● **EXERCISE DETAILS**: In the listing below, pick out lines with "документа".

● **PROVIDED RECORDS**:
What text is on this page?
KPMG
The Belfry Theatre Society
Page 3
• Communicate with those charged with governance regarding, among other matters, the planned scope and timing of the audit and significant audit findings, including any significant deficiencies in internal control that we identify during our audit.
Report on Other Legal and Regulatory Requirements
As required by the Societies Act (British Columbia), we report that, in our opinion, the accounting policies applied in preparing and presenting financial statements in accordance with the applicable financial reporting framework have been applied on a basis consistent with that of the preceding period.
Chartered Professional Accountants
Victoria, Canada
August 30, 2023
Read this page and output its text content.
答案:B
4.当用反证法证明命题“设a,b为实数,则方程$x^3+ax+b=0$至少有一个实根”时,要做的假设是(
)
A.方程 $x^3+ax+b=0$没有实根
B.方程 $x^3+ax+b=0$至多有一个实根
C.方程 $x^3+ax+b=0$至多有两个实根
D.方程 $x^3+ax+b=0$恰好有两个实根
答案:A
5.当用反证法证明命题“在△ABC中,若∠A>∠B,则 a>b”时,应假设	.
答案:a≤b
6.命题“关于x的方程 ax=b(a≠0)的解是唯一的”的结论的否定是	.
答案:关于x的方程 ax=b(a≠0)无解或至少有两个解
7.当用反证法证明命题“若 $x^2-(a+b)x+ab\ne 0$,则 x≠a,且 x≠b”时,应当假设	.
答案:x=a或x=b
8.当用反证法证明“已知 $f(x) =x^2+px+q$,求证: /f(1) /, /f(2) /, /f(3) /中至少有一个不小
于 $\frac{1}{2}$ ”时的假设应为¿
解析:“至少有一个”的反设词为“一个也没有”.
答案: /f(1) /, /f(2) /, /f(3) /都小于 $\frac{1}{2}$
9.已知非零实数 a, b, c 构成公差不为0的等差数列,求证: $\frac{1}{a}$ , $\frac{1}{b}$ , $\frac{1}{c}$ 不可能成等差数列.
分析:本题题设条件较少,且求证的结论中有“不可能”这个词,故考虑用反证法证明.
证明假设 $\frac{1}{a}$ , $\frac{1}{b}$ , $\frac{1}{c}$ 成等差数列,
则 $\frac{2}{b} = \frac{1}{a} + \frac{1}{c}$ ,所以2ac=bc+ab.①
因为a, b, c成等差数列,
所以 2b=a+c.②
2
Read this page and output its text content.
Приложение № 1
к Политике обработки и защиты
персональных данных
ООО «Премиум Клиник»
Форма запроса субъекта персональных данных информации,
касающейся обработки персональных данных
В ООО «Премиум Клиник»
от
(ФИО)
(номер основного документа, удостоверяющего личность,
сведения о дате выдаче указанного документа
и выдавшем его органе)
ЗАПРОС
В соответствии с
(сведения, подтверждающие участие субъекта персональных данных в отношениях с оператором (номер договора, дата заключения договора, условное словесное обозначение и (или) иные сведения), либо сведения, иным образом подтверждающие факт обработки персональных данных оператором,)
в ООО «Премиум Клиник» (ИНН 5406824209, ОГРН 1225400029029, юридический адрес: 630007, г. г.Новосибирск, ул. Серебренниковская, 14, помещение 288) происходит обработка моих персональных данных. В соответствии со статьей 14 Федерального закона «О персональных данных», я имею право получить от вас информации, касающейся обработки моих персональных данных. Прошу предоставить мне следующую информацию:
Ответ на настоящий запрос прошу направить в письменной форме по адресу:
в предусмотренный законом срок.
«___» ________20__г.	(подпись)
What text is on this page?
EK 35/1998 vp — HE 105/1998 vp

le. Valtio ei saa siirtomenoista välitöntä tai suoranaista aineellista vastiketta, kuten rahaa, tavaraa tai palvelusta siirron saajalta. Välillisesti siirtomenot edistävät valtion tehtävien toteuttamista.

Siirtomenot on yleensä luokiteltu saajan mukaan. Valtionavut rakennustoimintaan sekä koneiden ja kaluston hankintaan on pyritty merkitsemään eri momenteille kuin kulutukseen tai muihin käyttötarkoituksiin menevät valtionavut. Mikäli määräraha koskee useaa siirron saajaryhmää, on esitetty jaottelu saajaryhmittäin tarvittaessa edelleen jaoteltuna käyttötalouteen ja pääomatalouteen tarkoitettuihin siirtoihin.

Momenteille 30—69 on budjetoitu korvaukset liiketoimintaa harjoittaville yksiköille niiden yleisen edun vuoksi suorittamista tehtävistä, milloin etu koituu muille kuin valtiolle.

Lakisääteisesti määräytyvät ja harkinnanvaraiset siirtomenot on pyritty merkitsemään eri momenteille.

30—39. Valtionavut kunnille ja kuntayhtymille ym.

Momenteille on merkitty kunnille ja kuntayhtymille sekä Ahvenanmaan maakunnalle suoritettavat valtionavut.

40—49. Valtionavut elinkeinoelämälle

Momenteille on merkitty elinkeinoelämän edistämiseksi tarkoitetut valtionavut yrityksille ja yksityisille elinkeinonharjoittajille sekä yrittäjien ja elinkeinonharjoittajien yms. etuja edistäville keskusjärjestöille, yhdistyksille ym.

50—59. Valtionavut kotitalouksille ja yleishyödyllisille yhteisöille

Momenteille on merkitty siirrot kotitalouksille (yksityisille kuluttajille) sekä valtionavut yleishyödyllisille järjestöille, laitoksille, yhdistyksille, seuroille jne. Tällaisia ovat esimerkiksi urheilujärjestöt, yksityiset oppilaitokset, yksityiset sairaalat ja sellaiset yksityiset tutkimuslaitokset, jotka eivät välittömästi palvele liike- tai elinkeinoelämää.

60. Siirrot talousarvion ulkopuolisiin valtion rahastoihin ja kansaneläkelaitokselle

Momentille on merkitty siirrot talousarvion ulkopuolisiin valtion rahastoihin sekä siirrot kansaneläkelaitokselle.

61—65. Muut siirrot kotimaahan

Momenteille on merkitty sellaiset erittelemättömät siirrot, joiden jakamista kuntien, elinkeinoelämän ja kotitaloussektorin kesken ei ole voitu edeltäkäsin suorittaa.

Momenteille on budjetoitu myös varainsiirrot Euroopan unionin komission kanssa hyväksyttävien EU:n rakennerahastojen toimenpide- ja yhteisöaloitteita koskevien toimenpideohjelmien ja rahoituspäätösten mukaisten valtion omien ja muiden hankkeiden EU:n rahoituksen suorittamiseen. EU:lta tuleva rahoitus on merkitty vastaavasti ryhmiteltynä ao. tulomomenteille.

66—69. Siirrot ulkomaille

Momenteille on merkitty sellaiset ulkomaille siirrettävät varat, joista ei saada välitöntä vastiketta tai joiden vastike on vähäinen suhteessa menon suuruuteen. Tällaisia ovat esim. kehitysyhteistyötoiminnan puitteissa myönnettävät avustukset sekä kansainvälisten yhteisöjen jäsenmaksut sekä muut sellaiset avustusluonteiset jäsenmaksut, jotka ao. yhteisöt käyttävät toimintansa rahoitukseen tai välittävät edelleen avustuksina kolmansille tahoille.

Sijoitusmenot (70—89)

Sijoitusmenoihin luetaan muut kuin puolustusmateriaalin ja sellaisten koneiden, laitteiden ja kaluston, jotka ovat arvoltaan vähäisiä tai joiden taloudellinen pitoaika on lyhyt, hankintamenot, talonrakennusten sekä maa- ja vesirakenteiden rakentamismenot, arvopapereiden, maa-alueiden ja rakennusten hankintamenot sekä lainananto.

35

● **RESULT FOR THIS TASK**:
(номер основного документа, удостоверяющего личность,
сведения о дате выдаче указанного документа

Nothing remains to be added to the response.